- **DIRECTIONS FOR THIS TASK**:
What follows is a block of records; reproduce all of it verbatim.

- **SOURCE RECORDS**:

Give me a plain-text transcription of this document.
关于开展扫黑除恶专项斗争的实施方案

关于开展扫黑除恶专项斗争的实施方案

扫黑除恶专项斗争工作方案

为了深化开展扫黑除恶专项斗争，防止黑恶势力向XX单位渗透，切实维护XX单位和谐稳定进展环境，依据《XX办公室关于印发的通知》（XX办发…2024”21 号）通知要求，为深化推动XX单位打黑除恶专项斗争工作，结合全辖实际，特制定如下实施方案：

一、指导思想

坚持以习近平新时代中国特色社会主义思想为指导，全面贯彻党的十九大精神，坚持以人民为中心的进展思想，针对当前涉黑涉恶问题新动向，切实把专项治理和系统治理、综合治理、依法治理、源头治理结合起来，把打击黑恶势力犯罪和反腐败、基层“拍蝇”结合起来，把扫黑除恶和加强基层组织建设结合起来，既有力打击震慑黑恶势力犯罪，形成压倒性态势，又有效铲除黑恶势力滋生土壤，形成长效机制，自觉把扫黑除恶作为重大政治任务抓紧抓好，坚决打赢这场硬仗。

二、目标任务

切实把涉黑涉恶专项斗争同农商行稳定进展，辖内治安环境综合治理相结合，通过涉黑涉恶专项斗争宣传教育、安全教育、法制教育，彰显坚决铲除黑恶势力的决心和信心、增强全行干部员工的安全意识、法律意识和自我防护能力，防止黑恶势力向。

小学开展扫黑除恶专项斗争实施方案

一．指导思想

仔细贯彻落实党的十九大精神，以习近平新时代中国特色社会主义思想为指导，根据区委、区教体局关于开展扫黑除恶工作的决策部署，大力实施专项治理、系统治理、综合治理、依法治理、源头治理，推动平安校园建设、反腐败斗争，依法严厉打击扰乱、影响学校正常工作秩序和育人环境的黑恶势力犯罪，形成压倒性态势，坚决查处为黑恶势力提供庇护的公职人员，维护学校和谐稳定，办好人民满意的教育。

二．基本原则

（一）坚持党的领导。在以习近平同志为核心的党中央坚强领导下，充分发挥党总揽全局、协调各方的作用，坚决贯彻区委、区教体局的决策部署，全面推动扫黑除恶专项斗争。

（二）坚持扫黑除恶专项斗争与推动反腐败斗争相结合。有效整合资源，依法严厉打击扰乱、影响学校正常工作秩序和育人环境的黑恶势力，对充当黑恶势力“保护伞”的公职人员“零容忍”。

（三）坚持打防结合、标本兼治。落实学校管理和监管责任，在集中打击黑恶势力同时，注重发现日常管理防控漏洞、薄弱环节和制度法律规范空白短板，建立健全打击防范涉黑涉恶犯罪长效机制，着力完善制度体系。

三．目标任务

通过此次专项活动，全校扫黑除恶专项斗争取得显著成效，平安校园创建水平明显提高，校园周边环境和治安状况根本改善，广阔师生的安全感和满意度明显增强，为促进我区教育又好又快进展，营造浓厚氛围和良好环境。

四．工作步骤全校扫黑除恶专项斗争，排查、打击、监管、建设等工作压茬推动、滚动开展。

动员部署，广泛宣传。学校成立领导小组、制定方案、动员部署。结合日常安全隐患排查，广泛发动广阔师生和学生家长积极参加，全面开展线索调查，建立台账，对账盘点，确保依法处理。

- **FULL ANSWER**:
Give me a plain-text transcription of this document.
关于开展扫黑除恶专项斗争的实施方案

关于开展扫黑除恶专项斗争的实施方案

扫黑除恶专项斗争工作方案

为了深化开展扫黑除恶专项斗争，防止黑恶势力向XX单位渗透，切实维护XX单位和谐稳定进展环境，依据《XX办公室关于印发的通知》（XX办发…2024”21 号）通知要求，为深化推动XX单位打黑除恶专项斗争工作，结合全辖实际，特制定如下实施方案：

一、指导思想

坚持以习近平新时代中国特色社会主义思想为指导，全面贯彻党的十九大精神，坚持以人民为中心的进展思想，针对当前涉黑涉恶问题新动向，切实把专项治理和系统治理、综合治理、依法治理、源头治理结合起来，把打击黑恶势力犯罪和反腐败、基层“拍蝇”结合起来，把扫黑除恶和加强基层组织建设结合起来，既有力打击震慑黑恶势力犯罪，形成压倒性态势，又有效铲除黑恶势力滋生土壤，形成长效机制，自觉把扫黑除恶作为重大政治任务抓紧抓好，坚决打赢这场硬仗。

二、目标任务

切实把涉黑涉恶专项斗争同农商行稳定进展，辖内治安环境综合治理相结合，通过涉黑涉恶专项斗争宣传教育、安全教育、法制教育，彰显坚决铲除黑恶势力的决心和信心、增强全行干部员工的安全意识、法律意识和自我防护能力，防止黑恶势力向。

小学开展扫黑除恶专项斗争实施方案

一．指导思想

仔细贯彻落实党的十九大精神，以习近平新时代中国特色社会主义思想为指导，根据区委、区教体局关于开展扫黑除恶工作的决策部署，大力实施专项治理、系统治理、综合治理、依法治理、源头治理，推动平安校园建设、反腐败斗争，依法严厉打击扰乱、影响学校正常工作秩序和育人环境的黑恶势力犯罪，形成压倒性态势，坚决查处为黑恶势力提供庇护的公职人员，维护学校和谐稳定，办好人民满意的教育。

二．基本原则

（一）坚持党的领导。在以习近平同志为核心的党中央坚强领导下，充分发挥党总揽全局、协调各方的作用，坚决贯彻区委、区教体局的决策部署，全面推动扫黑除恶专项斗争。

（二）坚持扫黑除恶专项斗争与推动反腐败斗争相结合。有效整合资源，依法严厉打击扰乱、影响学校正常工作秩序和育人环境的黑恶势力，对充当黑恶势力“保护伞”的公职人员“零容忍”。

（三）坚持打防结合、标本兼治。落实学校管理和监管责任，在集中打击黑恶势力同时，注重发现日常管理防控漏洞、薄弱环节和制度法律规范空白短板，建立健全打击防范涉黑涉恶犯罪长效机制，着力完善制度体系。

三．目标任务

通过此次专项活动，全校扫黑除恶专项斗争取得显著成效，平安校园创建水平明显提高，校园周边环境和治安状况根本改善，广阔师生的安全感和满意度明显增强，为促进我区教育又好又快进展，营造浓厚氛围和良好环境。

四．工作步骤全校扫黑除恶专项斗争，排查、打击、监管、建设等工作压茬推动、滚动开展。

动员部署，广泛宣传。学校成立领导小组、制定方案、动员部署。结合日常安全隐患排查，广泛发动广阔师生和学生家长积极参加，全面开展线索调查，建立台账，对账盘点，确保依法处理。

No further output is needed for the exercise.